Problem to work on> Output every record word for word.
--- Start of Excerpted records ---
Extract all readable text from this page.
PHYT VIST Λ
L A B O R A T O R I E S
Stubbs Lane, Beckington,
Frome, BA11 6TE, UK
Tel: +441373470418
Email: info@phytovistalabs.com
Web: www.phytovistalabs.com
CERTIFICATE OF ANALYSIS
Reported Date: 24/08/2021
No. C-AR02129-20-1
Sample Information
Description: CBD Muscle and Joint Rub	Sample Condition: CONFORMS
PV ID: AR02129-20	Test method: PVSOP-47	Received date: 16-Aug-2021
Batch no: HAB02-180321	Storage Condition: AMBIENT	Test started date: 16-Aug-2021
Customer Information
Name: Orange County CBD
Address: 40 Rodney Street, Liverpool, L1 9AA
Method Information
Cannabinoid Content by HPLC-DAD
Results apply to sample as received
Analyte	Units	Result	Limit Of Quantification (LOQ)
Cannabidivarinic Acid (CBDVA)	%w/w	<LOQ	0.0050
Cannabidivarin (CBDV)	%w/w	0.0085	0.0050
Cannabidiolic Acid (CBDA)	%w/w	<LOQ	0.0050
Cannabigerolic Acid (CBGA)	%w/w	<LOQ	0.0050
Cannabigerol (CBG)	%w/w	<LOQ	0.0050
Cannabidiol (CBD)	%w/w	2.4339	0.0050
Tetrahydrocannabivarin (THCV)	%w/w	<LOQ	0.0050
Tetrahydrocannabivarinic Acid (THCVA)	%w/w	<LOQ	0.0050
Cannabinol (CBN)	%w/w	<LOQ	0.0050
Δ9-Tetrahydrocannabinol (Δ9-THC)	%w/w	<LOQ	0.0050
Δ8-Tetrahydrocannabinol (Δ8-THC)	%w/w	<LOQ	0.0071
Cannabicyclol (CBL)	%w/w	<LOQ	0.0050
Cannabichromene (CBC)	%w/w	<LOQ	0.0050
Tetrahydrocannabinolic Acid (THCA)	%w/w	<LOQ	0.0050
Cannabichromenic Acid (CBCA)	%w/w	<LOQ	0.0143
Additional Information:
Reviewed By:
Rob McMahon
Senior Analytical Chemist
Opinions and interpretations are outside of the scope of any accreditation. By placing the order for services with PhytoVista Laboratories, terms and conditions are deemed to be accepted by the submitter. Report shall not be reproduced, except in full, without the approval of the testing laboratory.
--- End of Excerpted records ---
Final result>
Extract all readable text from this page.
PHYT VIST Λ
L A B O R A T O R I E S
Stubbs Lane, Beckington,
Frome, BA11 6TE, UK
Tel: +441373470418
Email: info@phytovistalabs.com
Web: www.phytovistalabs.com
CERTIFICATE OF ANALYSIS
Reported Date: 24/08/2021
No. C-AR02129-20-1
Sample Information
Description: CBD Muscle and Joint Rub	Sample Condition: CONFORMS
PV ID: AR02129-20	Test method: PVSOP-47	Received date: 16-Aug-2021
Batch no: HAB02-180321	Storage Condition: AMBIENT	Test started date: 16-Aug-2021
Customer Information
Name: Orange County CBD
Address: 40 Rodney Street, Liverpool, L1 9AA
Method Information
Cannabinoid Content by HPLC-DAD
Results apply to sample as received
Analyte	Units	Result	Limit Of Quantification (LOQ)
Cannabidivarinic Acid (CBDVA)	%w/w	<LOQ	0.0050
Cannabidivarin (CBDV)	%w/w	0.0085	0.0050
Cannabidiolic Acid (CBDA)	%w/w	<LOQ	0.0050
Cannabigerolic Acid (CBGA)	%w/w	<LOQ	0.0050
Cannabigerol (CBG)	%w/w	<LOQ	0.0050
Cannabidiol (CBD)	%w/w	2.4339	0.0050
Tetrahydrocannabivarin (THCV)	%w/w	<LOQ	0.0050
Tetrahydrocannabivarinic Acid (THCVA)	%w/w	<LOQ	0.0050
Cannabinol (CBN)	%w/w	<LOQ	0.0050
Δ9-Tetrahydrocannabinol (Δ9-THC)	%w/w	<LOQ	0.0050
Δ8-Tetrahydrocannabinol (Δ8-THC)	%w/w	<LOQ	0.0071
Cannabicyclol (CBL)	%w/w	<LOQ	0.0050
Cannabichromene (CBC)	%w/w	<LOQ	0.0050
Tetrahydrocannabinolic Acid (THCA)	%w/w	<LOQ	0.0050
Cannabichromenic Acid (CBCA)	%w/w	<LOQ	0.0143
Additional Information:
Reviewed By:
Rob McMahon
Senior Analytical Chemist
Opinions and interpretations are outside of the scope of any accreditation. By placing the order for services with PhytoVista Laboratories, terms and conditions are deemed to be accepted by the submitter. Report shall not be reproduced, except in full, without the approval of the testing laboratory.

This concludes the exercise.